To be done:
Extract every line of the material below and reproduce it faithfully.
:: Source data ::
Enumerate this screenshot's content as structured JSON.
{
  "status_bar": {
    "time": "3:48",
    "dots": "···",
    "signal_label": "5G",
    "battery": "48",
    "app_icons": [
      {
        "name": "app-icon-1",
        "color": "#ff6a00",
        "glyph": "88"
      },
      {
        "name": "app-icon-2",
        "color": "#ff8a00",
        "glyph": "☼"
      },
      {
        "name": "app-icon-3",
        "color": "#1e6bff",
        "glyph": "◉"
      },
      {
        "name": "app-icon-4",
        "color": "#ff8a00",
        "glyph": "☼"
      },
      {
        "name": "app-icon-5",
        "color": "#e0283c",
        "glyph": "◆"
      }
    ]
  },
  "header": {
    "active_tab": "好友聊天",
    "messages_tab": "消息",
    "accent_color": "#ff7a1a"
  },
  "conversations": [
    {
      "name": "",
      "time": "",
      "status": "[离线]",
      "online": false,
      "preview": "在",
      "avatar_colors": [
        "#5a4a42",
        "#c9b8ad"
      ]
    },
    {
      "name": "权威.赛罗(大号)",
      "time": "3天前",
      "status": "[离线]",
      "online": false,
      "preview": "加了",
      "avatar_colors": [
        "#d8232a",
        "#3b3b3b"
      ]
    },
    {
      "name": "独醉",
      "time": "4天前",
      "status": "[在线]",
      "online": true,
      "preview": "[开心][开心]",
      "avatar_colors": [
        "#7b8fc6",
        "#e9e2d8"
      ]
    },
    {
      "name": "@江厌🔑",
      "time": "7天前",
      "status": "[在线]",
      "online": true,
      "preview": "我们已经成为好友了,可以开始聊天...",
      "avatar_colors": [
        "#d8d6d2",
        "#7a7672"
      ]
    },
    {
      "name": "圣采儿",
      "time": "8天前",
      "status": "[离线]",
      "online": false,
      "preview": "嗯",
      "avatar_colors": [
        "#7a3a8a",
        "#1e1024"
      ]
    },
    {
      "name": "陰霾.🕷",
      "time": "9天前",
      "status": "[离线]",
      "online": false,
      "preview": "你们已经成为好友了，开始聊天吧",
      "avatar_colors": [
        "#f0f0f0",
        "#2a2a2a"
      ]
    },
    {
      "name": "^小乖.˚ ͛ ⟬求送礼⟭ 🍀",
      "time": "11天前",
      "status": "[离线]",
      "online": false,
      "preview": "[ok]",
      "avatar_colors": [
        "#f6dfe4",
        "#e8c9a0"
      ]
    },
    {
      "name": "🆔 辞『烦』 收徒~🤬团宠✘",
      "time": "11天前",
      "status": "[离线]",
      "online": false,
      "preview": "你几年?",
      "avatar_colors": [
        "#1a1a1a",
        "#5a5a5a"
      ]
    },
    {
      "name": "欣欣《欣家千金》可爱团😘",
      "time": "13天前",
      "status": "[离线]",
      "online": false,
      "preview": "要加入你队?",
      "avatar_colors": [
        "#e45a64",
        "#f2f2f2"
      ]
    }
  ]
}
:::
Answer to the exercise:
Enumerate this screenshot's content as structured JSON.
{
  "status_bar": {
    "time": "3:48",
    "dots": "···",
    "signal_label": "5G",
    "battery": "48",
    "app_icons": [
      {
        "name": "app-icon-1",
        "color": "#ff6a00",
        "glyph": "88"
      },
      {
        "name": "app-icon-2",
        "color": "#ff8a00",
        "glyph": "☼"
      },
      {
        "name": "app-icon-3",
        "color": "#1e6bff",
        "glyph": "◉"
      },
      {
        "name": "app-icon-4",
        "color": "#ff8a00",
        "glyph": "☼"
      },
      {
        "name": "app-icon-5",
        "color": "#e0283c",
        "glyph": "◆"
      }
    ]
  },
  "header": {
    "active_tab": "好友聊天",
    "messages_tab": "消息",
    "accent_color": "#ff7a1a"
  },
  "conversations": [
    {
      "name": "",
      "time": "",
      "status": "[离线]",
      "online": false,
      "preview": "在",
      "avatar_colors": [
        "#5a4a42",
        "#c9b8ad"
      ]
    },
    {
      "name": "权威.赛罗(大号)",
      "time": "3天前",
      "status": "[离线]",
      "online": false,
      "preview": "加了",
      "avatar_colors": [
        "#d8232a",
        "#3b3b3b"
      ]
    },
    {
      "name": "独醉",
      "time": "4天前",
      "status": "[在线]",
      "online": true,
      "preview": "[开心][开心]",
      "avatar_colors": [
        "#7b8fc6",
        "#e9e2d8"
      ]
    },
    {
      "name": "@江厌🔑",
      "time": "7天前",
      "status": "[在线]",
      "online": true,
      "preview": "我们已经成为好友了,可以开始聊天...",
      "avatar_colors": [
        "#d8d6d2",
        "#7a7672"
      ]
    },
    {
      "name": "圣采儿",
      "time": "8天前",
      "status": "[离线]",
      "online": false,
      "preview": "嗯",
      "avatar_colors": [
        "#7a3a8a",
        "#1e1024"
      ]
    },
    {
      "name": "陰霾.🕷",
      "time": "9天前",
      "status": "[离线]",
      "online": false,
      "preview": "你们已经成为好友了，开始聊天吧",
      "avatar_colors": [
        "#f0f0f0",
        "#2a2a2a"
      ]
    },
    {
      "name": "^小乖.˚ ͛ ⟬求送礼⟭ 🍀",
      "time": "11天前",
      "status": "[离线]",
      "online": false,
      "preview": "[ok]",
      "avatar_colors": [
        "#f6dfe4",
        "#e8c9a0"
      ]
    },
    {
      "name": "🆔 辞『烦』 收徒~🤬团宠✘",
      "time": "11天前",
      "status": "[离线]",
      "online": false,
      "preview": "你几年?",
      "avatar_colors": [
        "#1a1a1a",
        "#5a5a5a"
      ]
    },
    {
      "name": "欣欣《欣家千金》可爱团😘",
      "time": "13天前",
      "status": "[离线]",
      "online": false,
      "preview": "要加入你队?",
      "avatar_colors": [
        "#e45a64",
        "#f2f2f2"
      ]
    }
  ]
}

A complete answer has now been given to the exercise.